→ STATED EXERCISE
In the records, rewrite everything from the line containing "service-times [718, 193, 803, 233]" down to the line containing "slogan-banner [755, 125, 1013, 153]", renaming "order-person" to "order-participant" and leaving everything else as it is.

[Image element box records]
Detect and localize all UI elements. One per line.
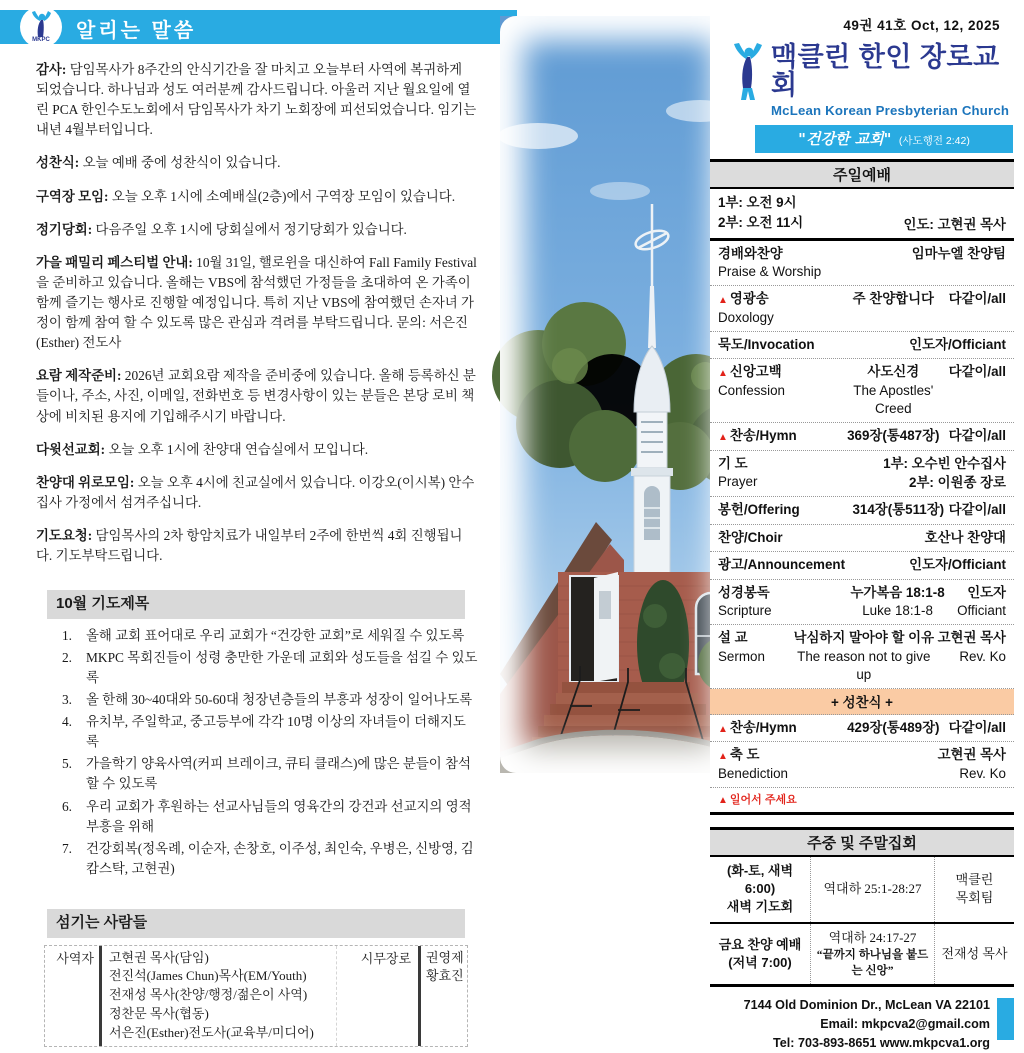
service-times [718, 193, 803, 233]
announcement-text: 2026년 교회요람 제작을 준비중에 있습니다. 올해 등록하신 분들이나, 주소, 사진, 이메일, 전화번호 등 변경사항이 있는 분들은 본당 로비 책상에 비치된 용지에 기입해주시기 바랍니다. [36, 368, 476, 424]
announcement [36, 526, 478, 566]
order-detail-en: The Apostles' Creed [853, 382, 934, 416]
stand-marker-icon: ▲ [718, 795, 728, 807]
announcement-label: 찬양대 위로모임: [36, 474, 135, 490]
stand-marker-icon: ▲ [718, 723, 728, 735]
order-person: 다같이/all [948, 364, 1006, 380]
order-person: 다같이/all [948, 502, 1006, 518]
prayer-item-number: 7. [61, 840, 72, 856]
announcement-text: 오늘 오후 4시에 친교실에서 있습니다. 이강오(이시복) 안수집사 가정에서 섬겨주십니다. [36, 474, 475, 510]
slogan-banner [755, 125, 1013, 153]
order-item: 찬송/Hymn [729, 719, 797, 735]
worship-table-title: 주일예배 [710, 159, 1014, 189]
prayer-item-text: 올 한해 30~40대와 50-60대 청장년층들의 부흥과 성장이 일어나도록 [86, 692, 473, 708]
minister: 전재성 목사(찬양/행정/젊은이 사역) [109, 987, 308, 1003]
order-item: 축 도 [729, 747, 760, 763]
stand-marker-icon: ▲ [718, 432, 728, 444]
prayer-item-text: 우리 교회가 후원하는 선교사님들의 영육간의 강건과 선교지의 영적 부흥을 위해 [86, 798, 472, 834]
prayer-list [52, 626, 478, 879]
worship-row [710, 241, 1014, 287]
worship-row [710, 715, 1014, 743]
prayer-item-number: 4. [61, 714, 72, 730]
address-block [710, 996, 1014, 1053]
order-item: 설 교 [718, 630, 748, 646]
worship-row [710, 552, 1014, 579]
meeting-leader: 맥클린 목회팀 [934, 857, 1014, 922]
order-item: 경배와찬양 [718, 245, 783, 261]
announcement [36, 253, 478, 354]
announcement [36, 60, 478, 140]
service-leader: 인도: 고현권 목사 [903, 216, 1006, 232]
raised-arms-person-icon [24, 10, 58, 44]
announcement-text: 담임목사가 8주간의 안식기간을 잘 마치고 오늘부터 사역에 복귀하게 되었습니다. 하나님과 성도 여러분께 감사드립니다. 아울러 지난 월요일에 열린 PCA 한인수도노회에서 담임목사가 차기 노회장에 피선되었습니다. 임기는 내년 4월부터입니다. [36, 62, 477, 138]
worship-row [710, 423, 1014, 451]
servants-role-elders: 시무장로 [336, 946, 418, 1046]
church-name-english: McLean Korean Presbyterian Church [771, 102, 1010, 118]
announcement-label: 정기당회: [36, 221, 93, 237]
stand-note-text: 일어서 주세요 [729, 794, 797, 807]
order-item: 묵도/Invocation [718, 337, 815, 353]
weekday-row [710, 924, 1014, 984]
prayer-item [52, 648, 478, 688]
order-detail: 369장(통487장) [847, 428, 940, 444]
announcement-label: 성찬식: [36, 155, 80, 171]
email-address: Email: mkpcva2@gmail.com [820, 1016, 990, 1031]
stand-marker-icon: ▲ [718, 368, 728, 380]
servants-role-ministers: 사역자 [56, 950, 94, 966]
blue-accent-square [997, 998, 1014, 1040]
website-url: www.mkpcva1.org [879, 1035, 990, 1050]
church-photo [500, 16, 737, 773]
order-item-en: Prayer [718, 474, 758, 490]
order-item: 영광송 [729, 291, 769, 307]
order-item: 기 도 [718, 455, 748, 471]
prayer-item-number: 1. [61, 627, 72, 643]
announcement-text: 오늘 오후 1시에 소예배실(2층)에서 구역장 모임이 있습니다. [108, 188, 456, 204]
order-person: 다같이/all [948, 428, 1006, 444]
worship-times-row [710, 189, 1014, 241]
order-person: 1부: 오수빈 안수집사 [883, 455, 1006, 471]
worship-row [710, 625, 1014, 689]
order-person: 호산나 찬양대 [924, 529, 1006, 545]
order-detail: 누가복음 18:1-8 [850, 584, 945, 600]
order-person-2: Rev. Ko [959, 648, 1006, 664]
meeting-scripture: 역대하 25:1-28:27 [810, 857, 934, 922]
meeting-name: 금요 찬양 예배 (저녁 7:00) [718, 936, 802, 970]
prayer-item [52, 712, 478, 752]
order-item-en: Confession [718, 382, 785, 398]
order-detail: 사도신경 [867, 364, 920, 380]
worship-row [710, 497, 1014, 524]
announcement [36, 366, 478, 426]
meeting-name: (화-토, 새벽 6:00) 새벽 기도회 [726, 863, 794, 915]
announcements-column [36, 60, 478, 1047]
order-detail: 429장(통489장) [847, 719, 940, 735]
phone-number: Tel: 703-893-8651 [772, 1035, 880, 1050]
prayer-item-text: 가을학기 양육사역(커피 브레이크, 큐티 클래스)에 많은 분들이 참석할 수 있도록 [86, 756, 471, 792]
prayer-item-number: 3. [61, 692, 72, 708]
prayer-item-number: 5. [61, 756, 72, 772]
mkpc-logo-icon [20, 6, 62, 48]
prayer-section-title: 10월 기도제목 [47, 590, 465, 619]
stand-marker-icon: ▲ [718, 751, 728, 763]
service-time-2: 2부: 오전 11시 [718, 214, 804, 230]
worship-row [710, 580, 1014, 626]
issue-date: 49권 41호 Oct, 12, 2025 [843, 18, 1000, 33]
announcement [36, 440, 478, 460]
announcement [36, 187, 478, 207]
church-illustration [500, 16, 737, 773]
minister: 전진석(James Chun)목사(EM/Youth) [109, 968, 307, 984]
church-logo-icon [726, 43, 768, 101]
announcement-label: 구역장 모임: [36, 188, 109, 204]
street-address: 7144 Old Dominion Dr., McLean VA 22101 [743, 997, 990, 1012]
announcement [36, 473, 478, 513]
elder: 황효진 [426, 968, 464, 984]
worship-row [710, 742, 1014, 788]
order-item: 신앙고백 [729, 364, 782, 380]
svg-text:MKPC: MKPC [32, 37, 50, 43]
order-detail-en: Luke 18:1-8 [862, 603, 933, 619]
prayer-item [52, 754, 478, 794]
prayer-item [52, 690, 478, 710]
weekday-row [710, 857, 1014, 924]
announcement-text: 다음주일 오후 1시에 당회실에서 정기당회가 있습니다. [92, 221, 407, 237]
church-header [726, 43, 1014, 118]
sunday-worship-table [710, 159, 1014, 815]
worship-row [710, 525, 1014, 552]
sermon-title: 낙심하지 말아야 할 이유 [793, 630, 935, 646]
order-person: 임마누엘 찬양팀 [911, 245, 1006, 261]
service-time-1: 1부: 오전 9시 [718, 194, 797, 210]
order-item-en: Sermon [718, 648, 765, 664]
meeting-scripture: 역대하 24:17-27 “끝까지 하나님을 붙드는 신앙” [810, 924, 934, 984]
minister: 서은진(Esther)전도사(교육부/미디어) [109, 1024, 314, 1040]
order-person: 인도자/Officiant [909, 337, 1006, 353]
order-person: 고현권 목사 [937, 747, 1006, 763]
elder: 권영제 [426, 949, 464, 965]
announcement-label: 요람 제작준비: [36, 368, 122, 384]
servants-table [44, 945, 468, 1047]
order-detail: 314장(통511장) [852, 502, 945, 518]
worship-row [710, 451, 1014, 498]
order-item-en: Scripture [718, 603, 772, 619]
order-person: 다같이/all [948, 291, 1006, 307]
stand-note [710, 788, 1014, 812]
announcement [36, 220, 478, 240]
prayer-item-number: 6. [61, 798, 72, 814]
prayer-section [36, 590, 478, 879]
prayer-item-text: MKPC 목회진들이 성령 충만한 가운데 교회와 성도들을 섬길 수 있도록 [86, 649, 478, 685]
announcement-text: 10월 31일, 핼로윈을 대신하여 Fall Family Festival을 준비하고 있습니다. 올해는 VBS에 참석했던 가정들을 초대하여 온 가족이 함께 즐기는 행사로 진행할 예정입니다. 특히 지난 VBS에 참여했던 손자녀 가정이 함께 참여 할 수 있도록 많은 관심과 격려를 부탁드립니다. 문의: 서은진(Esther) 전도사 [36, 254, 477, 351]
phone-and-website [744, 1034, 990, 1053]
worship-row [710, 332, 1014, 359]
prayer-item [52, 839, 478, 879]
announcement-text: 오늘 오후 1시에 찬양대 연습실에서 모입니다. [105, 441, 369, 457]
order-person-2: Rev. Ko [959, 765, 1006, 781]
prayer-item [52, 797, 478, 837]
ministers-list [102, 946, 336, 1046]
order-person-2: 2부: 이원종 장로 [909, 475, 1006, 491]
order-item: 찬송/Hymn [729, 428, 797, 444]
announcement [36, 153, 478, 173]
communion-band: + 성찬식 + [710, 689, 1014, 715]
minister: 정찬문 목사(협동) [109, 1006, 209, 1022]
announcements-title: 알리는 말씀 [76, 20, 197, 42]
prayer-item [52, 626, 478, 646]
order-item: 봉헌/Offering [718, 502, 800, 518]
announcements-banner [0, 10, 517, 44]
announcement-label: 가을 패밀리 페스티벌 안내: [36, 254, 193, 270]
order-detail: 주 찬양합니다 [852, 291, 934, 307]
weekday-table-title: 주중 및 주말집회 [710, 830, 1014, 857]
order-person-2: Officiant [957, 603, 1006, 619]
slogan-text: "건강한 교회" [798, 129, 892, 148]
stand-marker-icon: ▲ [718, 295, 728, 307]
elders-list [421, 946, 467, 1046]
address-text [744, 996, 990, 1053]
announcement-text: 오늘 예배 중에 성찬식이 있습니다. [79, 155, 281, 171]
worship-row [710, 359, 1014, 423]
order-person: 고현권 목사 [937, 630, 1006, 646]
slogan-reference: (사도행전 2:42) [898, 134, 970, 147]
order-person: 인도자/Officiant [909, 557, 1006, 573]
order-person: 다같이/all [948, 719, 1006, 735]
announcement-label: 기도요청: [36, 527, 93, 543]
worship-row [710, 286, 1014, 332]
announcement-label: 감사: [36, 62, 67, 77]
order-item-en: Praise & Worship [718, 264, 822, 280]
servants-section [36, 909, 478, 1047]
minister: 고현권 목사(담임) [109, 949, 209, 965]
order-person: 인도자 [967, 584, 1006, 600]
church-name-korean: 맥클린 한인 장로교회 [771, 42, 1000, 101]
order-item: 찬양/Choir [718, 529, 783, 545]
order-item: 광고/Announcement [718, 557, 846, 573]
weekday-meetings-table [710, 827, 1014, 987]
announcement-text: 담임목사의 2차 항암치료가 내일부터 2주에 한번씩 4회 진행됩니다. 기도부탁드립니다. [36, 527, 463, 564]
meeting-leader: 전재성 목사 [934, 924, 1014, 984]
sermon-title-en: The reason not to give up [797, 648, 931, 682]
announcement-label: 다윗선교회: [36, 441, 106, 457]
prayer-item-text: 건강회복(정옥례, 이순자, 손창호, 이주성, 최인숙, 우병은, 신방영, 김캄스탁, 고현권) [86, 840, 474, 876]
servants-section-title: 섬기는 사람들 [47, 909, 465, 938]
order-item-en: Doxology [718, 309, 774, 325]
worship-column [710, 14, 1014, 1053]
prayer-item-text: 올해 교회 표어대로 우리 교회가 “건강한 교회”로 세워질 수 있도록 [86, 627, 465, 643]
prayer-item-text: 유치부, 주일학교, 중고등부에 각각 10명 이상의 자녀들이 더해지도록 [86, 714, 466, 750]
order-item: 성경봉독 [718, 584, 770, 600]
church-titles [771, 43, 1014, 118]
prayer-item-number: 2. [61, 649, 72, 665]
order-item-en: Benediction [718, 765, 788, 781]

→ SOLUTION TO THE PROBLEM
service-times [718, 193, 803, 233]
announcement-text: 2026년 교회요람 제작을 준비중에 있습니다. 올해 등록하신 분들이나, 주소, 사진, 이메일, 전화번호 등 변경사항이 있는 분들은 본당 로비 책상에 비치된 용지에 기입해주시기 바랍니다. [36, 368, 476, 424]
announcement [36, 526, 478, 566]
order-detail-en: The Apostles' Creed [853, 382, 934, 416]
stand-marker-icon: ▲ [718, 795, 728, 807]
announcement-label: 찬양대 위로모임: [36, 474, 135, 490]
stand-marker-icon: ▲ [718, 723, 728, 735]
order-participant: 다같이/all [948, 364, 1006, 380]
order-participant: 다같이/all [948, 502, 1006, 518]
prayer-item-number: 7. [61, 840, 72, 856]
announcement-text: 오늘 오후 4시에 친교실에서 있습니다. 이강오(이시복) 안수집사 가정에서 섬겨주십니다. [36, 474, 475, 510]
slogan-banner [755, 125, 1013, 153]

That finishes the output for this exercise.